▶ _Exercise goal_
Each line of the material below should be reproduced exactly.

▶ _Supplied material_
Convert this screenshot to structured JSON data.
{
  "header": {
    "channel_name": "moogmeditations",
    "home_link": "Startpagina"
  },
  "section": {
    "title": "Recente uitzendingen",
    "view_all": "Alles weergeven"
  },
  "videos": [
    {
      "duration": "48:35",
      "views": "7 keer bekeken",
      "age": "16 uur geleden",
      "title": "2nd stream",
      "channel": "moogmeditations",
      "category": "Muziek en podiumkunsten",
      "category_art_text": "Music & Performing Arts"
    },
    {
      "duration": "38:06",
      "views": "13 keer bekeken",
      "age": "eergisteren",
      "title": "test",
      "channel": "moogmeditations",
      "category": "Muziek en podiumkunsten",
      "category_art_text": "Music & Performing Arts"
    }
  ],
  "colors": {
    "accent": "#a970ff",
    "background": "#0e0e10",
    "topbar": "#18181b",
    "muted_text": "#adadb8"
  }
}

▶ _Exercise answer_
Convert this screenshot to structured JSON data.
{
  "header": {
    "channel_name": "moogmeditations",
    "home_link": "Startpagina"
  },
  "section": {
    "title": "Recente uitzendingen",
    "view_all": "Alles weergeven"
  },
  "videos": [
    {
      "duration": "48:35",
      "views": "7 keer bekeken",
      "age": "16 uur geleden",
      "title": "2nd stream",
      "channel": "moogmeditations",
      "category": "Muziek en podiumkunsten",
      "category_art_text": "Music & Performing Arts"
    },
    {
      "duration": "38:06",
      "views": "13 keer bekeken",
      "age": "eergisteren",
      "title": "test",
      "channel": "moogmeditations",
      "category": "Muziek en podiumkunsten",
      "category_art_text": "Music & Performing Arts"
    }
  ],
  "colors": {
    "accent": "#a970ff",
    "background": "#0e0e10",
    "topbar": "#18181b",
    "muted_text": "#adadb8"
  }
}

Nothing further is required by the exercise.